++++ Task input ++++

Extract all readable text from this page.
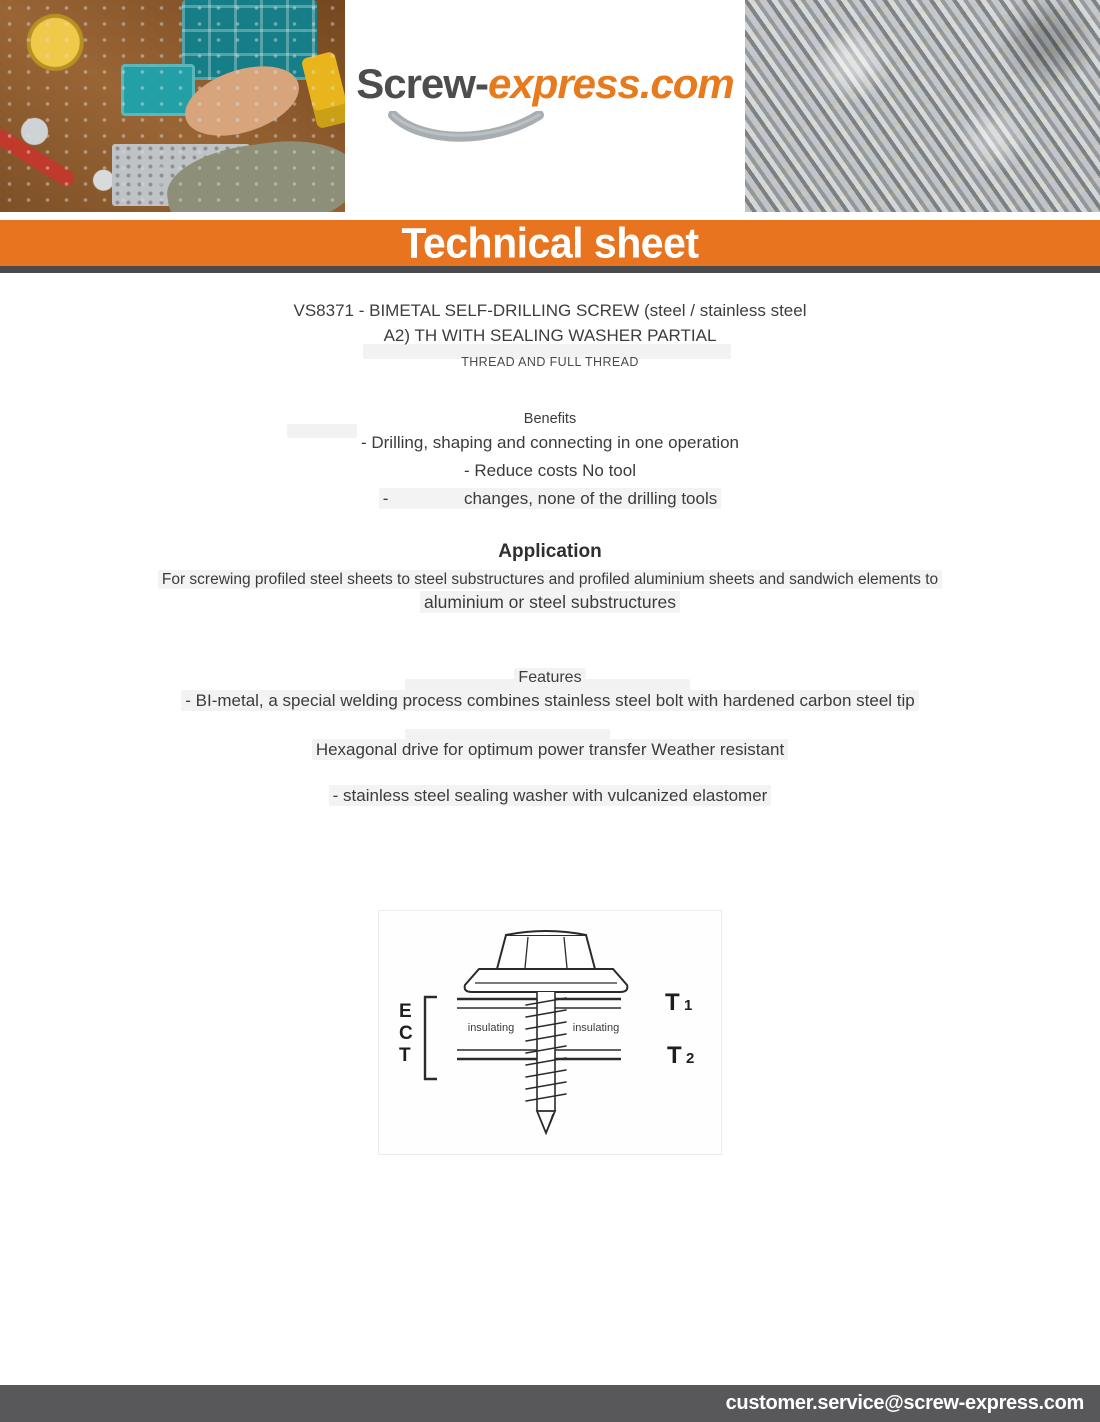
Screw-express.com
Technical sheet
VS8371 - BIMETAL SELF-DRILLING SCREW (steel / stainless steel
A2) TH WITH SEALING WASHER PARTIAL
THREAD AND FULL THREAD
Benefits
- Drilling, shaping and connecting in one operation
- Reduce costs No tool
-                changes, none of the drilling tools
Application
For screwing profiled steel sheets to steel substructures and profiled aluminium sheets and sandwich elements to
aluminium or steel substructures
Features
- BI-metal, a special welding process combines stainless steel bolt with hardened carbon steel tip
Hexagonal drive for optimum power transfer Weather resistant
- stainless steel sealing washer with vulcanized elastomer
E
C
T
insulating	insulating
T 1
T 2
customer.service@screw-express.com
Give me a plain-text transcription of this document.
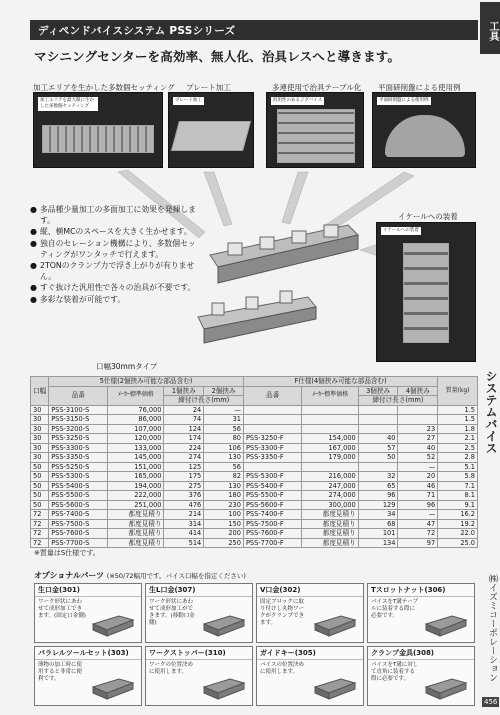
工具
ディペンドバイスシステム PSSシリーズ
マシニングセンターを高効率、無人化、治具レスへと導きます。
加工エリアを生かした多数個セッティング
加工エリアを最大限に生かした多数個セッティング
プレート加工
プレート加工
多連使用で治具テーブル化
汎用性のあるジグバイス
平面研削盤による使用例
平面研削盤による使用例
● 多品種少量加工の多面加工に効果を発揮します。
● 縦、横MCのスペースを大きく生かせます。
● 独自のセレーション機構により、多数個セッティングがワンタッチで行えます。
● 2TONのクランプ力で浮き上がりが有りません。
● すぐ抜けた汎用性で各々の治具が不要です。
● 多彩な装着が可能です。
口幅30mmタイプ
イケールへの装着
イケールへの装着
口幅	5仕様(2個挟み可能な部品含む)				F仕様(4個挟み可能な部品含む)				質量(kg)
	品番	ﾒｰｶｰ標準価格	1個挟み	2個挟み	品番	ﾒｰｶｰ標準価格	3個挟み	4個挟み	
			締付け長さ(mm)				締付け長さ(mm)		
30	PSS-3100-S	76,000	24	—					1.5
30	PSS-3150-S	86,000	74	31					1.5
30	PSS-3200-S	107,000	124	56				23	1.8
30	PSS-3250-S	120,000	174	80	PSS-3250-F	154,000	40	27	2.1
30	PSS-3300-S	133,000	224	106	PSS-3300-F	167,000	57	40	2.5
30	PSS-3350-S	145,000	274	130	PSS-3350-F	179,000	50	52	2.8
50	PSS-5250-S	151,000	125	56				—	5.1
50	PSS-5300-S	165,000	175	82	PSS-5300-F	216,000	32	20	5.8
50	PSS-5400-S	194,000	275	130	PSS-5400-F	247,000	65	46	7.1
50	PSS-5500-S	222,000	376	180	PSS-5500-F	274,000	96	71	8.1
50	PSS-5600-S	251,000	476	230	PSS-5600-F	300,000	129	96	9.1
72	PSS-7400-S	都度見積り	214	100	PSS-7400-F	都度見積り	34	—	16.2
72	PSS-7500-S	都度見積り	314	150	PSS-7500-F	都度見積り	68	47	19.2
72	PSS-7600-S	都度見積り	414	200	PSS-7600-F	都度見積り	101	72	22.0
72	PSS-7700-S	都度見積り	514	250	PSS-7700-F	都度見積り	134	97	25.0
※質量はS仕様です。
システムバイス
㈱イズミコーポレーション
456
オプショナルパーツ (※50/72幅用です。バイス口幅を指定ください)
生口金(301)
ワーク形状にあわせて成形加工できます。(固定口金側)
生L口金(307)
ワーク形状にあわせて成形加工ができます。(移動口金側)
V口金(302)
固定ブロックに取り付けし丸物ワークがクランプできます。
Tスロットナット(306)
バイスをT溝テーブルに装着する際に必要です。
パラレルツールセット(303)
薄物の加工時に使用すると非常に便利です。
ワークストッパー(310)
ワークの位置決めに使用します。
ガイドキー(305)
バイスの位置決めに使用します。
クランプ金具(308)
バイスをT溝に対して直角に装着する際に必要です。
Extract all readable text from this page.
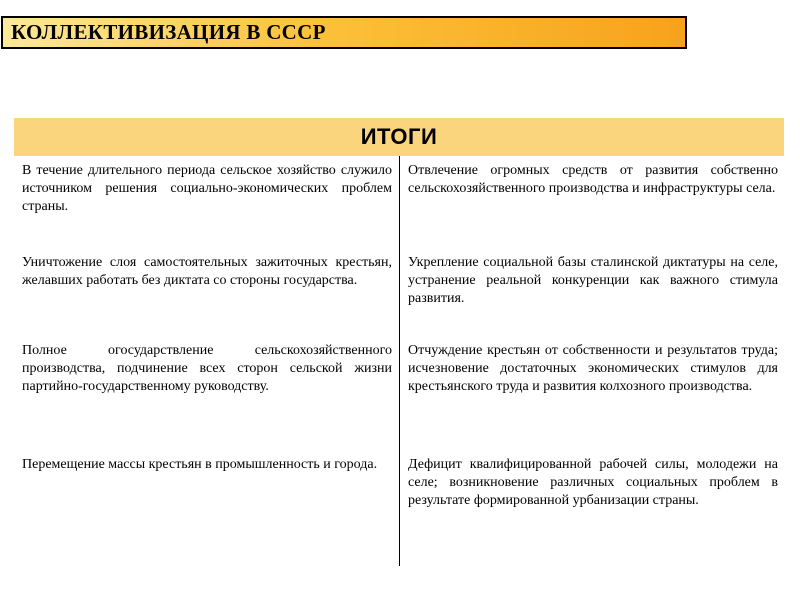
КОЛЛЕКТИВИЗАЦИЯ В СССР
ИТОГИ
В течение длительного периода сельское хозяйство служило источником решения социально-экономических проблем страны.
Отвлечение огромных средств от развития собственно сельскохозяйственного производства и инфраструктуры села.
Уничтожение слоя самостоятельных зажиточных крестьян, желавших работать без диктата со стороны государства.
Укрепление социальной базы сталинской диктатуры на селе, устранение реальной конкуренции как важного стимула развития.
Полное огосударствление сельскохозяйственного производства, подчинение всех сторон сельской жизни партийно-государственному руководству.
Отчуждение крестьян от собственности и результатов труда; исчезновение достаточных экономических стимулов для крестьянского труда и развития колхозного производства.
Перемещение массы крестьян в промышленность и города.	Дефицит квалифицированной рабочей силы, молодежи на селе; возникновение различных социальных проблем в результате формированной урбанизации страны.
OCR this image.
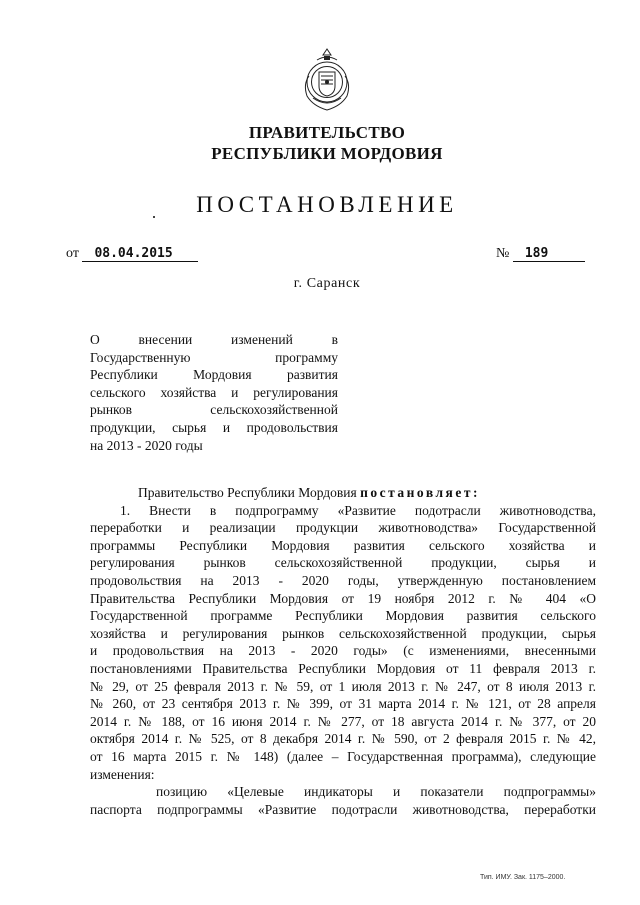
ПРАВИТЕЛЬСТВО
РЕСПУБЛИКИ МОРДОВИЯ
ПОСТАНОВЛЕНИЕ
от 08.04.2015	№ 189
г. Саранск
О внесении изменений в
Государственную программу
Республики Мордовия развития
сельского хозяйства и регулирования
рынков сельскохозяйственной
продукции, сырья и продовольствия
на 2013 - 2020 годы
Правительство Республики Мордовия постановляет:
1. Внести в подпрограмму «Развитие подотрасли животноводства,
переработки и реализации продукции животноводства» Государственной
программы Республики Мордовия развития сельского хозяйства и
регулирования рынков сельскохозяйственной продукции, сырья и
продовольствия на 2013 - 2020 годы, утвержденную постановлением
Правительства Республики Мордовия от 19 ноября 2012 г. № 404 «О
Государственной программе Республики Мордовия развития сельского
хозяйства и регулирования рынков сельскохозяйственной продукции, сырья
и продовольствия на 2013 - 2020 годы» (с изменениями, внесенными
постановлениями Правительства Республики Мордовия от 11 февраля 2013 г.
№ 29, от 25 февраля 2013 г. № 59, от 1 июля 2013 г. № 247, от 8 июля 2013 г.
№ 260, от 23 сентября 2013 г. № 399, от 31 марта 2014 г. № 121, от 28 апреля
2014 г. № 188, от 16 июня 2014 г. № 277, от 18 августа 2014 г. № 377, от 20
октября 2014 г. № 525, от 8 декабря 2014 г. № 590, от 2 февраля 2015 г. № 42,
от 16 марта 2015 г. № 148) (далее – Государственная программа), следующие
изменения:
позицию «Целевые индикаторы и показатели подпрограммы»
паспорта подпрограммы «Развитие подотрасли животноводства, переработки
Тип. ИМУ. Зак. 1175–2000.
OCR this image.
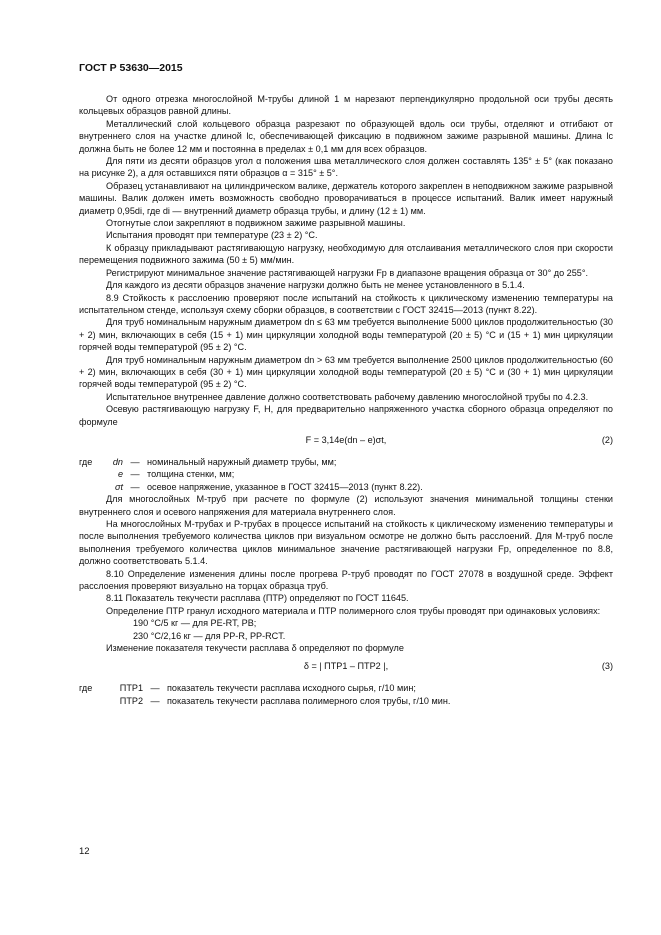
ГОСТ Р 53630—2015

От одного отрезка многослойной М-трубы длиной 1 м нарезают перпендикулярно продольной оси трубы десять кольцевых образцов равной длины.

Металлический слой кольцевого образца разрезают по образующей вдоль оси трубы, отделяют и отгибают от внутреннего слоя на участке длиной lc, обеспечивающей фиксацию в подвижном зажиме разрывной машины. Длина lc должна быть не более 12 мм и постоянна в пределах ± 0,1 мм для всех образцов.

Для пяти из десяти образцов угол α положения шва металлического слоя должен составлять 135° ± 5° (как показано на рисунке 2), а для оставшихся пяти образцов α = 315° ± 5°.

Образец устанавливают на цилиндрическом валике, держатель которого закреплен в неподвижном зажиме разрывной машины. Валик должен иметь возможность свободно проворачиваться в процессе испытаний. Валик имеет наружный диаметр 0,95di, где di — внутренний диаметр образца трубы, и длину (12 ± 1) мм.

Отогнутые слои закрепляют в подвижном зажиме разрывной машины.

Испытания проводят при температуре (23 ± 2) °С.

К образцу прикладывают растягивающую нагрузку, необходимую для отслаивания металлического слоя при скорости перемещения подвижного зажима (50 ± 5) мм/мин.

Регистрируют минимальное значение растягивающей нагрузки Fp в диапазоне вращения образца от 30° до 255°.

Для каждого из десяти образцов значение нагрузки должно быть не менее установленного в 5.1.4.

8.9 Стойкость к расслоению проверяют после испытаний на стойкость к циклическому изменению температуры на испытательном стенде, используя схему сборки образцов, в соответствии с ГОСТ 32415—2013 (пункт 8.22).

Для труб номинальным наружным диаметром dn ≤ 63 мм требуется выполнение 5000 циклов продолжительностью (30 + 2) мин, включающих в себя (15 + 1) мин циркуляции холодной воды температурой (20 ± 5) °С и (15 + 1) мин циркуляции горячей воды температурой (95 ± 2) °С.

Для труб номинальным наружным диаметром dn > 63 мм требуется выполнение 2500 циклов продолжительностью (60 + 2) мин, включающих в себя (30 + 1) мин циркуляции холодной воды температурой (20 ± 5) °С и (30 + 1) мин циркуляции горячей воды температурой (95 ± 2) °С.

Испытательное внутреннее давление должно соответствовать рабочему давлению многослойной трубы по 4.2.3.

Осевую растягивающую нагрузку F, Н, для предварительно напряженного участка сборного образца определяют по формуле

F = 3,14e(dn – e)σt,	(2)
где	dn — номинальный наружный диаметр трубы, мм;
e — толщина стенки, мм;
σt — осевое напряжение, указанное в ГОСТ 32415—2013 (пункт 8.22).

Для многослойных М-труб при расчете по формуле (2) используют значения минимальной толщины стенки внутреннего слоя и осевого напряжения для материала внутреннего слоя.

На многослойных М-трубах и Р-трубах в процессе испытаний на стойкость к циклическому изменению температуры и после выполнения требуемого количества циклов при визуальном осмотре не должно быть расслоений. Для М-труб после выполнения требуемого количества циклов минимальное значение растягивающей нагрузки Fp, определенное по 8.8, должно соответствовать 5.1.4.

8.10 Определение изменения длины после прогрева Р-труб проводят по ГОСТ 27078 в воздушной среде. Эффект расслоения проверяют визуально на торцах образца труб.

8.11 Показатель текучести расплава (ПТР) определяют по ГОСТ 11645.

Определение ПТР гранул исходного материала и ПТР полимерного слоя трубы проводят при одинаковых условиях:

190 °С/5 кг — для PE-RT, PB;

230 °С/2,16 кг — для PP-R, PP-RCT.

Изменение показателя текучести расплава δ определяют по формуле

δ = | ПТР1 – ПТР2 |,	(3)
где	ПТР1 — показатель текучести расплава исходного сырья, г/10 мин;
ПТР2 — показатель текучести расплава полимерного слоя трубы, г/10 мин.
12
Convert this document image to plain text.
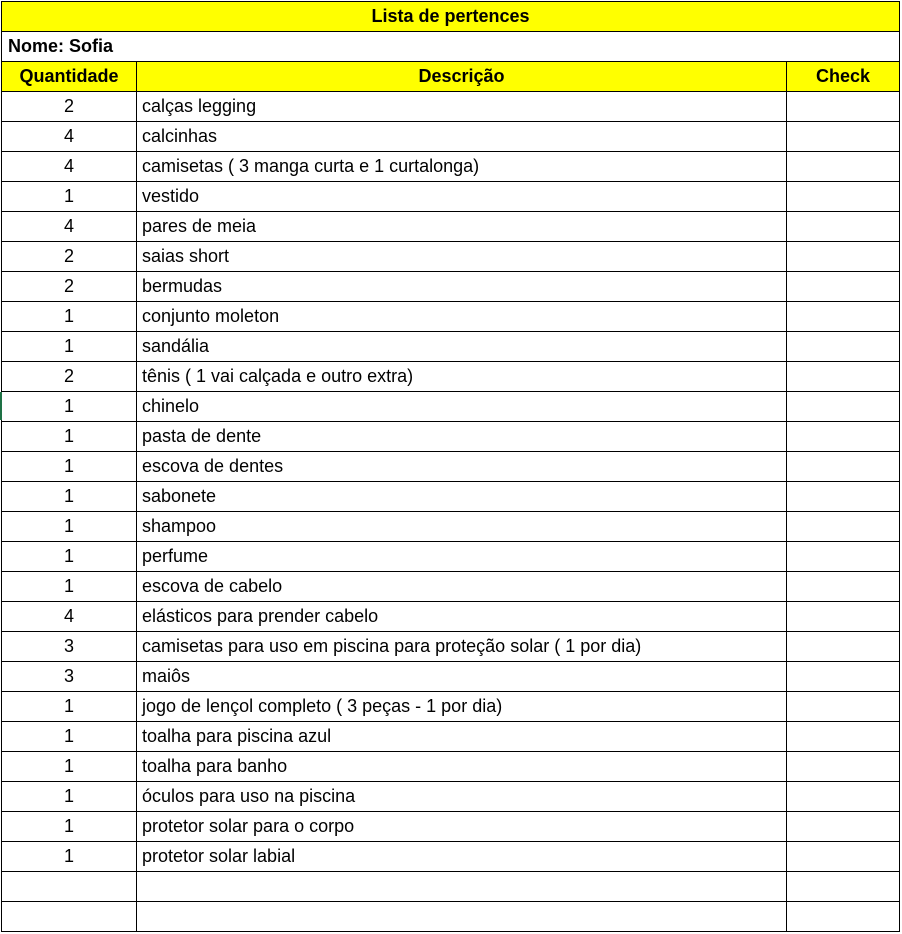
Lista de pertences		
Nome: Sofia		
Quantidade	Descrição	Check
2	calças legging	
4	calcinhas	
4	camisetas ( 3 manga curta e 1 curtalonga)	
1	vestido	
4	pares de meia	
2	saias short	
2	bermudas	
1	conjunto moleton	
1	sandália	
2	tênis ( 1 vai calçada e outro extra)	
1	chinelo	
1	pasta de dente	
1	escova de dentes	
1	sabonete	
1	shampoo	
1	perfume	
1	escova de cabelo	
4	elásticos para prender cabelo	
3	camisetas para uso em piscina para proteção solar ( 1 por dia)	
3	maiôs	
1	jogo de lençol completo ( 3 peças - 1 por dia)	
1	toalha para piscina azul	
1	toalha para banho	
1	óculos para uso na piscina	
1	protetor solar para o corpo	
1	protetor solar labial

++++

● Do this
Of the lines above, how many include the word "многослойной"? Reply with the number alone.

● Finished task
2